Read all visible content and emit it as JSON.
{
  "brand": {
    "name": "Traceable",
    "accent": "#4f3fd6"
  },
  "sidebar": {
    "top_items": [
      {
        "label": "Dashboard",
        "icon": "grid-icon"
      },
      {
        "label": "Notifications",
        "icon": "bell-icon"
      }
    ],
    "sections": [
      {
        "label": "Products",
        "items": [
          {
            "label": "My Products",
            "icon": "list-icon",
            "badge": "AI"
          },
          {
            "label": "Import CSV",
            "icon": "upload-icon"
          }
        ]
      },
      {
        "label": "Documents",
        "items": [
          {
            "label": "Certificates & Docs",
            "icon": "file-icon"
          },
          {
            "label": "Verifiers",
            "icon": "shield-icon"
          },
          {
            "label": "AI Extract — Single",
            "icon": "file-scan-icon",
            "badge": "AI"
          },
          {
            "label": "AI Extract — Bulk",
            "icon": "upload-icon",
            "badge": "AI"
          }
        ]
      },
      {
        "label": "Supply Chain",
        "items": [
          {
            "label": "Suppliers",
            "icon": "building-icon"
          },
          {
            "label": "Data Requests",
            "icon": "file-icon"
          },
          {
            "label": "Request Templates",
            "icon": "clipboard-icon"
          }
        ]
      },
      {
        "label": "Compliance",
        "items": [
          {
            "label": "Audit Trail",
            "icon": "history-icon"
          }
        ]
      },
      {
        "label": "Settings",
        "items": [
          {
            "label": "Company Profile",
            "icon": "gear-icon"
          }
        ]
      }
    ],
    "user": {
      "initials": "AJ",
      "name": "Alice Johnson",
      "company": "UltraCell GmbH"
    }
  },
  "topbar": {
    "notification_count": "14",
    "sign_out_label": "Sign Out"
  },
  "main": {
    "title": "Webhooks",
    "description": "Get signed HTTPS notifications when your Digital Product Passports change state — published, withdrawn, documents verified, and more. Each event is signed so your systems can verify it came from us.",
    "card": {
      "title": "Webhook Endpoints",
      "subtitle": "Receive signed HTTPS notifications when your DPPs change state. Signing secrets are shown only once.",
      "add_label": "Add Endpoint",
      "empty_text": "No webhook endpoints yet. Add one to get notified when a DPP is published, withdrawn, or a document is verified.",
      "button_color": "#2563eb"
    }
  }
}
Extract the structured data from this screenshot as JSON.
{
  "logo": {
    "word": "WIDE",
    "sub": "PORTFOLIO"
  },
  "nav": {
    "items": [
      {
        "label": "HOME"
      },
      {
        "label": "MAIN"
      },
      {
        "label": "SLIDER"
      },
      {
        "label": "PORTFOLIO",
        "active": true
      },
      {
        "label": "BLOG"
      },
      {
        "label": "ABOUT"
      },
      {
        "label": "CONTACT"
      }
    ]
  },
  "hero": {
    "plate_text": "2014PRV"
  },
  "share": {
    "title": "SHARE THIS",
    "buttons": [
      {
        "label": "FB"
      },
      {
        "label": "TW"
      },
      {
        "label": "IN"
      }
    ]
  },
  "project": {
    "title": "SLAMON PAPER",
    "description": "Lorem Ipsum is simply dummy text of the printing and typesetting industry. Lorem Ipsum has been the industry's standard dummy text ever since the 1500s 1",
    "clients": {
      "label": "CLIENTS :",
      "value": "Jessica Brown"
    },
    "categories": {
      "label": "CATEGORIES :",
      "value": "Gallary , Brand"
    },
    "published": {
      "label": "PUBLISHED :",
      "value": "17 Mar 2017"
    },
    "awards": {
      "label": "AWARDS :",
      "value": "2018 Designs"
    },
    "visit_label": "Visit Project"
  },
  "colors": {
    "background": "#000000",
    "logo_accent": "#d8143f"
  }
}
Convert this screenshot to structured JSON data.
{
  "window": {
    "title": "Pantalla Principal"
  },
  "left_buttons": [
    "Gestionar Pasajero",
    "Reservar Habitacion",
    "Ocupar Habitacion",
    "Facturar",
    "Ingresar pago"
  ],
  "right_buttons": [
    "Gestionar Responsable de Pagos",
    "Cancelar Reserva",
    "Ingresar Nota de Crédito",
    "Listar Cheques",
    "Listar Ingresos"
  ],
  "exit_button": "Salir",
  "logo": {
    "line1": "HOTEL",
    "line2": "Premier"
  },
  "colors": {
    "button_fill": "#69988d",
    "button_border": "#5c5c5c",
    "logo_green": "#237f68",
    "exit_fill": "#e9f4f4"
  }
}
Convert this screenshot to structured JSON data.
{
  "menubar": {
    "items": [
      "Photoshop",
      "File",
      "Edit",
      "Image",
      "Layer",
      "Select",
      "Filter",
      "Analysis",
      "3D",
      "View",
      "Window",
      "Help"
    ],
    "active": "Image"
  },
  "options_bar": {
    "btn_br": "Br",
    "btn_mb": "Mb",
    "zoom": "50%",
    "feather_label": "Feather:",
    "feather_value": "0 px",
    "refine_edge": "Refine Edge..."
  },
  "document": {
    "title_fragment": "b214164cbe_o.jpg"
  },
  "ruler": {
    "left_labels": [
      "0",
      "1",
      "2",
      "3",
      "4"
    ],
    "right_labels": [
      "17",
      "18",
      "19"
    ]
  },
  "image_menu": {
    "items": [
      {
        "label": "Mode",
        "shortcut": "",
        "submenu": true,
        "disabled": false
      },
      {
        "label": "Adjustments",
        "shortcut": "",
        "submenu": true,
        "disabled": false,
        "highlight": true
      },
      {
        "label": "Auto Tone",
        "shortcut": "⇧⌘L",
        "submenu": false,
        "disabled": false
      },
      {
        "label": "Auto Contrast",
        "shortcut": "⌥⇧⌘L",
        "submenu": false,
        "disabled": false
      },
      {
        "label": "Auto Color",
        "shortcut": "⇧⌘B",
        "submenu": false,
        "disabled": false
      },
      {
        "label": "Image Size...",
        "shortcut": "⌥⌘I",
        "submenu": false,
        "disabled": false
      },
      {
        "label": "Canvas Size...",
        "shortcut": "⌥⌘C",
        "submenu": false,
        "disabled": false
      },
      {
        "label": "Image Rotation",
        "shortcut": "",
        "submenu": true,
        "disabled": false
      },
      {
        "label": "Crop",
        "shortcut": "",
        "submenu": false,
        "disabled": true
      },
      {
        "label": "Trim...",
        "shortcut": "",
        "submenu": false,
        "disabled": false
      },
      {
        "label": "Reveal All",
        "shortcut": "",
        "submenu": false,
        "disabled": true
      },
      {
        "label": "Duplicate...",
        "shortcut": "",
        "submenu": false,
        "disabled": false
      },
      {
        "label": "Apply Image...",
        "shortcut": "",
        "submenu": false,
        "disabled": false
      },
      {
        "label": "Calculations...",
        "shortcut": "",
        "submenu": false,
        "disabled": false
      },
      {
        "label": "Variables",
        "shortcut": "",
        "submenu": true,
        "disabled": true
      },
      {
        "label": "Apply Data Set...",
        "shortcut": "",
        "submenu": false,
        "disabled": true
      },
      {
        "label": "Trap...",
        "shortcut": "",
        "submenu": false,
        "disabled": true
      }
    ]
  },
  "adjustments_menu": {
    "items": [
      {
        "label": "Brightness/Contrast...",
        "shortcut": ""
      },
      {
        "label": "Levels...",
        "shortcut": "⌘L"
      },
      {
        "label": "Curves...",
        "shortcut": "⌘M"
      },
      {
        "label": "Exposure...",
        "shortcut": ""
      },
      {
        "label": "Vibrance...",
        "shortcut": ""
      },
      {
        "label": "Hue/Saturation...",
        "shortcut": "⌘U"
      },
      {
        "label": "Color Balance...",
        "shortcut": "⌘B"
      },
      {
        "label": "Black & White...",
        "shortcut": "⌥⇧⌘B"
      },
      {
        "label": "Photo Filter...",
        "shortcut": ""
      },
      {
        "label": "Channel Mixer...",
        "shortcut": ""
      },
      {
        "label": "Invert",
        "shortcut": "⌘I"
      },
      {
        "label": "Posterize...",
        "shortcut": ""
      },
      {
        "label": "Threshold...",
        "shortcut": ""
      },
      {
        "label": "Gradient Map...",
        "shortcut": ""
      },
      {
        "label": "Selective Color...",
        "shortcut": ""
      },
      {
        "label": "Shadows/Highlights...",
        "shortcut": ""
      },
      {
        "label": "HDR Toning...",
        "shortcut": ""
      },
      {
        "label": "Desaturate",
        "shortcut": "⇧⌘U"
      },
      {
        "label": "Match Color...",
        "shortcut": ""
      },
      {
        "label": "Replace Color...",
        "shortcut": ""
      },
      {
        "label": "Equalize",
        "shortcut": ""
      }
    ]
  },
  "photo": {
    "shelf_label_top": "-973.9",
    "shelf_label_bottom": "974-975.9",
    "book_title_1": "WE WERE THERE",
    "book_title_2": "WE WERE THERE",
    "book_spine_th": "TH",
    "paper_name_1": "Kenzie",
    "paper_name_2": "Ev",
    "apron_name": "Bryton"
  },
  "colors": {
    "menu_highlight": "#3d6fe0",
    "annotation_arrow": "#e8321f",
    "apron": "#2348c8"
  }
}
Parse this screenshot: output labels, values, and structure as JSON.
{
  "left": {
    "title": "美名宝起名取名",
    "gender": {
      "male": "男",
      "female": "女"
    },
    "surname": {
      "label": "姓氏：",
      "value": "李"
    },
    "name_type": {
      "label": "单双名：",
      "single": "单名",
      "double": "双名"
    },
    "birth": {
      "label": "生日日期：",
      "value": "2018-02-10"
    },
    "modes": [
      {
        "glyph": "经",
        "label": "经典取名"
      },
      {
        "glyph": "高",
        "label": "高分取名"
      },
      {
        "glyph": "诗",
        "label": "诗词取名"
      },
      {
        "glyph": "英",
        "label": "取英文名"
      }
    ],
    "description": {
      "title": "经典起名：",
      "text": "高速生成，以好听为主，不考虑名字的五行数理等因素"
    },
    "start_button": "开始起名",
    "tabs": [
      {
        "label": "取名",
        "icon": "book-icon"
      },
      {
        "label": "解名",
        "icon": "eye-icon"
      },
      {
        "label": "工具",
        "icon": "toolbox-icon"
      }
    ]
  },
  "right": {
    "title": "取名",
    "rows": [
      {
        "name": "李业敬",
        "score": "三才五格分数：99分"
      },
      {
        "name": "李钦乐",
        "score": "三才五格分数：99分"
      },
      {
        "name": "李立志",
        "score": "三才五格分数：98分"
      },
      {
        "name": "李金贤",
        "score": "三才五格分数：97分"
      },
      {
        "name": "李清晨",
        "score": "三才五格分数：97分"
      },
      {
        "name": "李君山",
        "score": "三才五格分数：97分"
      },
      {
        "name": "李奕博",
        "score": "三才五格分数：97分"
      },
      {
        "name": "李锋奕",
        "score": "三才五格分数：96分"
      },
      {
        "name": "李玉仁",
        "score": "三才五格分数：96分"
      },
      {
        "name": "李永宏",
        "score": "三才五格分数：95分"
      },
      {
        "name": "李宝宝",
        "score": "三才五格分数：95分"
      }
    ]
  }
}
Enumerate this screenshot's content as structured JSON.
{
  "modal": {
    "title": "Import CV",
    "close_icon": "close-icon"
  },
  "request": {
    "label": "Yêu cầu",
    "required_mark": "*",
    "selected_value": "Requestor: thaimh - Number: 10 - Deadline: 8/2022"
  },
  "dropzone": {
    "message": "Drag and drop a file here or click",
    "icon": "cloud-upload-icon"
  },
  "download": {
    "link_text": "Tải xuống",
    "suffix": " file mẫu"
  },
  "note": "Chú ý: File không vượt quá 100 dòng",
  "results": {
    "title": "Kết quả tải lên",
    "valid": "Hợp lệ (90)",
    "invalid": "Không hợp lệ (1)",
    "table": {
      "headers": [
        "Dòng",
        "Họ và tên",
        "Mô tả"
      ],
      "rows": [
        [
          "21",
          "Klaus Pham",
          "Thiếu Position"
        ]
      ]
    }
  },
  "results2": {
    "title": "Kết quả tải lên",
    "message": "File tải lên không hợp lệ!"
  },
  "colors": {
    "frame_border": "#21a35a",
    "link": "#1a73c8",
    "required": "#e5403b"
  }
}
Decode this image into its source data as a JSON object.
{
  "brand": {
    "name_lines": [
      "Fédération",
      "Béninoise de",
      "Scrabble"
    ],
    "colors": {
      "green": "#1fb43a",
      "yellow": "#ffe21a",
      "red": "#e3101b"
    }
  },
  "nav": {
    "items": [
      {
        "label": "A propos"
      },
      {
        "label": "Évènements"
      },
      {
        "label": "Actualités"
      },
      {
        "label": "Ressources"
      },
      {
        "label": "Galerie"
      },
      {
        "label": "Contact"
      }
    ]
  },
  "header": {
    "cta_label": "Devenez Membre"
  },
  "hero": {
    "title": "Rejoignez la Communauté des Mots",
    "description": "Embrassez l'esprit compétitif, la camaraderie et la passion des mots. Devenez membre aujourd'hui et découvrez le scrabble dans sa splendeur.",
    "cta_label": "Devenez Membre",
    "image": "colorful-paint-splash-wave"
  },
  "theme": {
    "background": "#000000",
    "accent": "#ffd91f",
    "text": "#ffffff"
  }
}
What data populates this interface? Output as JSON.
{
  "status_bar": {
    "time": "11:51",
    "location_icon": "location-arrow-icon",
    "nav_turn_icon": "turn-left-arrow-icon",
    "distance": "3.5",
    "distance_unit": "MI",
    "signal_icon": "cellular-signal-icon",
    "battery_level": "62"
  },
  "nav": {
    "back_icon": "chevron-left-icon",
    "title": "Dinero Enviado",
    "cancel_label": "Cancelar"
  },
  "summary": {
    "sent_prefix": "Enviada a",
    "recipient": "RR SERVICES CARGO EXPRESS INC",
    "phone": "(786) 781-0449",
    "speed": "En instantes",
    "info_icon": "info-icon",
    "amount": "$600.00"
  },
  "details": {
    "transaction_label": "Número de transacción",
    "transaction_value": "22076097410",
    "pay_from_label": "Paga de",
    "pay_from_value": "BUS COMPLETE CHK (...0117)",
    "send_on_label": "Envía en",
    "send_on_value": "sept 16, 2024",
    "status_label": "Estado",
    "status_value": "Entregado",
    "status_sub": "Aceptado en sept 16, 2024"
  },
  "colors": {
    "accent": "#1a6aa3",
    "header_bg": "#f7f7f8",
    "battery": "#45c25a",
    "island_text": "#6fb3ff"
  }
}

*Do this:* Which lines contain "Devenez"? Copy each of them out.

*Solution for this problem:*
    "cta_label": "Devenez Membre"
    "description": "Embrassez l'esprit compétitif, la camaraderie et la passion des mots. Devenez membre aujourd'hui et découvrez le scrabble dans sa splendeur.",
    "cta_label": "Devenez Membre",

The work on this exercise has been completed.